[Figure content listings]

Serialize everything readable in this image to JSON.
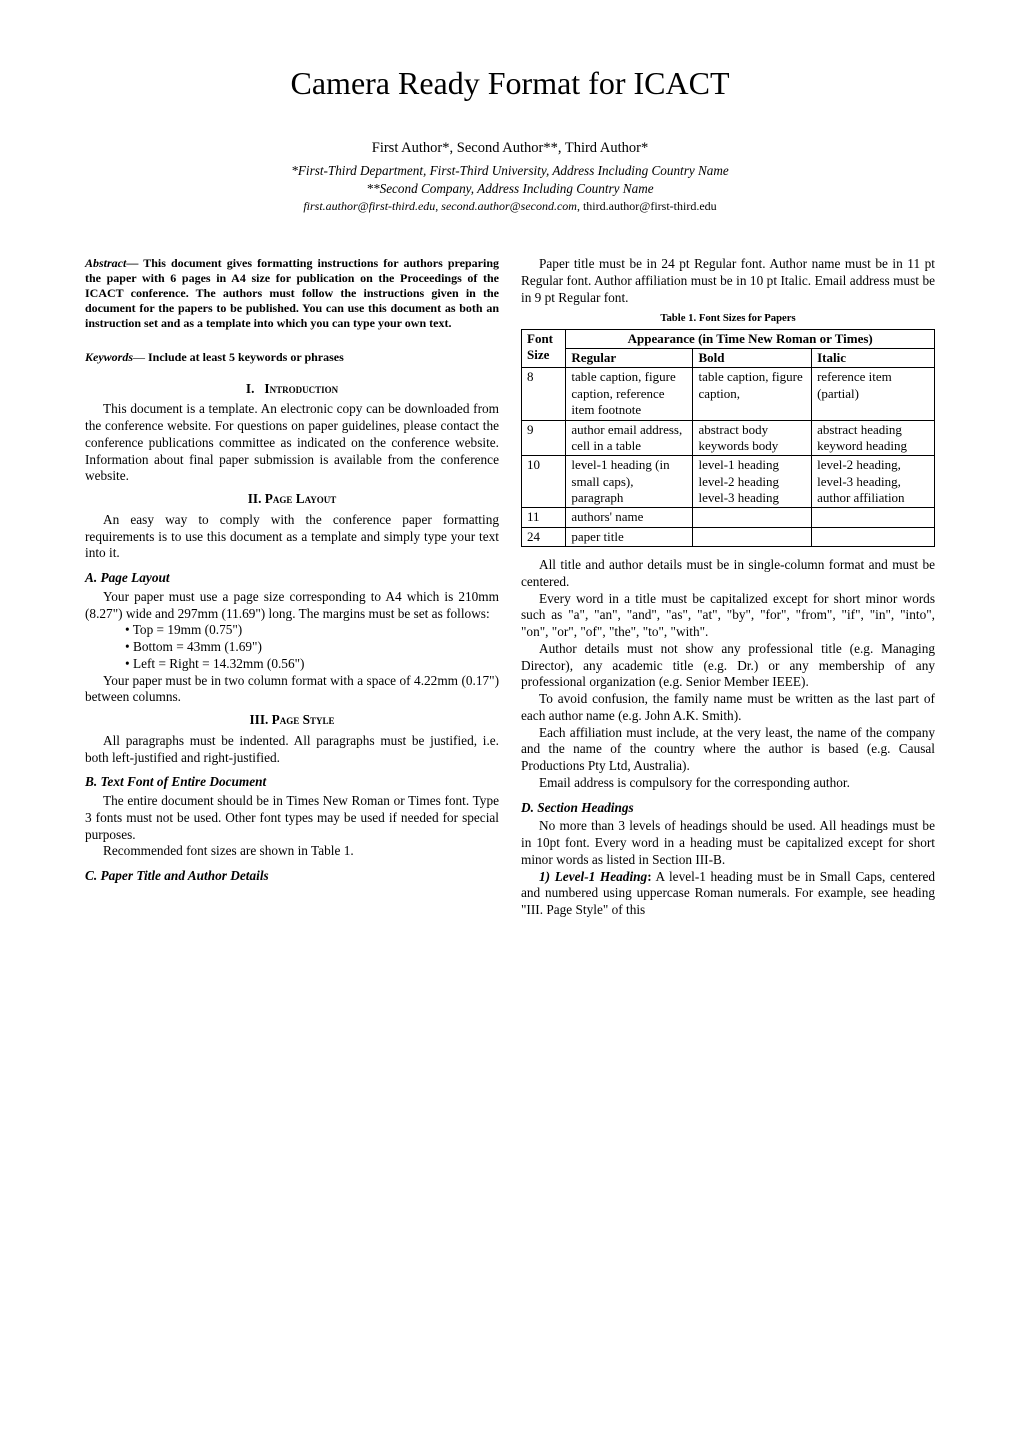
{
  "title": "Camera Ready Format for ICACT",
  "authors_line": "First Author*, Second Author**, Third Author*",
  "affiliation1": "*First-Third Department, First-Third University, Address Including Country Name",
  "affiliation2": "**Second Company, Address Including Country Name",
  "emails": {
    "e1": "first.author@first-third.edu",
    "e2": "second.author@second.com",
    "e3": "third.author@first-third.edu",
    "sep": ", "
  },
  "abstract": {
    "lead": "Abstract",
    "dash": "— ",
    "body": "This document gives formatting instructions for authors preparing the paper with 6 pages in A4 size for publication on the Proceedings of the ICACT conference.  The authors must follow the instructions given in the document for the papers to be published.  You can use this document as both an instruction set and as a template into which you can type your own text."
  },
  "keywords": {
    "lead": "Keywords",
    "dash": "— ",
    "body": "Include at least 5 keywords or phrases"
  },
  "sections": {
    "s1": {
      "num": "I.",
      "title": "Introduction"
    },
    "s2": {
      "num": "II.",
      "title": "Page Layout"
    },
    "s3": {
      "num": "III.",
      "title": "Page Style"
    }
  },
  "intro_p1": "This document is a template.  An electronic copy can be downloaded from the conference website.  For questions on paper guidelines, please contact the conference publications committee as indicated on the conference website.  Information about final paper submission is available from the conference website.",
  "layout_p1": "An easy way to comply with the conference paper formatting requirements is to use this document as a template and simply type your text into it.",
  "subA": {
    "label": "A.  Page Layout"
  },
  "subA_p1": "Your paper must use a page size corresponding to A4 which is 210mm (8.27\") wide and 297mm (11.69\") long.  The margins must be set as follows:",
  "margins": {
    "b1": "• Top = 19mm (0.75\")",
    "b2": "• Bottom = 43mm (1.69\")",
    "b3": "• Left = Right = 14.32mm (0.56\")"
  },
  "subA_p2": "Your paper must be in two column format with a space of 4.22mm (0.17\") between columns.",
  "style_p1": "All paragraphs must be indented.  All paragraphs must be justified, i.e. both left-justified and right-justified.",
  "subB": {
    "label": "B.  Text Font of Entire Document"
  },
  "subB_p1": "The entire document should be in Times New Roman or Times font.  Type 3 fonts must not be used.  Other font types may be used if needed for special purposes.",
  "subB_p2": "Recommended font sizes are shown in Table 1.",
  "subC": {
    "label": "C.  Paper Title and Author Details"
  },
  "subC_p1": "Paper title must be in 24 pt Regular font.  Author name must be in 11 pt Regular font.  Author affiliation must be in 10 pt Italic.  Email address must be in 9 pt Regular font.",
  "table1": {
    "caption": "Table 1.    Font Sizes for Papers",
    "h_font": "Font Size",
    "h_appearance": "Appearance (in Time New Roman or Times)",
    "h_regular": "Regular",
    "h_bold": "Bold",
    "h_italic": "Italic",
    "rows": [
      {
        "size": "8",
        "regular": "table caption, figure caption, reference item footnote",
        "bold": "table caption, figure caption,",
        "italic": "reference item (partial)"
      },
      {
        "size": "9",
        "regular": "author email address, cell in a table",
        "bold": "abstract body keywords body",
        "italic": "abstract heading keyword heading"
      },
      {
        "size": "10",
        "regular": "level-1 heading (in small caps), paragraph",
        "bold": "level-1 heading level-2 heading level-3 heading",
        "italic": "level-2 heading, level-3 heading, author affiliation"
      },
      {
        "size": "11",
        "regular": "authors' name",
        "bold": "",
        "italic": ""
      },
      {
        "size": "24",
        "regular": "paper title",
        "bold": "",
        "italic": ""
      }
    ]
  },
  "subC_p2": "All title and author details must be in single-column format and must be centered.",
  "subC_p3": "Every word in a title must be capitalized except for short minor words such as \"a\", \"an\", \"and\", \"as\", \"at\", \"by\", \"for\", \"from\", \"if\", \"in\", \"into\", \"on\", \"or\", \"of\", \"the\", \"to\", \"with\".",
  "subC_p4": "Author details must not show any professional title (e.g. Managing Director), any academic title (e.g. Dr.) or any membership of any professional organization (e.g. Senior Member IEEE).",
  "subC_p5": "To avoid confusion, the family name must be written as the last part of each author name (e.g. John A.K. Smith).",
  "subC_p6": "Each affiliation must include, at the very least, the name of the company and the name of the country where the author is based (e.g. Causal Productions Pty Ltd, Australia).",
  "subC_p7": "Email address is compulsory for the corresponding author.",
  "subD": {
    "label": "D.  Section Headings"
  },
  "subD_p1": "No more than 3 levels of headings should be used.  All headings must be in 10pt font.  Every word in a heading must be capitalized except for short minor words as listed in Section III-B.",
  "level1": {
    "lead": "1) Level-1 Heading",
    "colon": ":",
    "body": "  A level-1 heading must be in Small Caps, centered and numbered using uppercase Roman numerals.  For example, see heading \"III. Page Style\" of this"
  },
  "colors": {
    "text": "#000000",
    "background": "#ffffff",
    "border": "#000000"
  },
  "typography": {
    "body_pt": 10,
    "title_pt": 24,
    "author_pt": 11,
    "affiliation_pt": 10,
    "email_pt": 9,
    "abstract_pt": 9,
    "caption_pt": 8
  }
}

TASK OBJECTIVE
Copy out every line where the word "Times" occurs.

RESULT OF THIS TASK
  "subB_p1": "The entire document should be in Times New Roman or Times font.  Type 3 fonts must not be used.  Other font types may be used if needed for special purposes.",
    "h_appearance": "Appearance (in Time New Roman or Times)",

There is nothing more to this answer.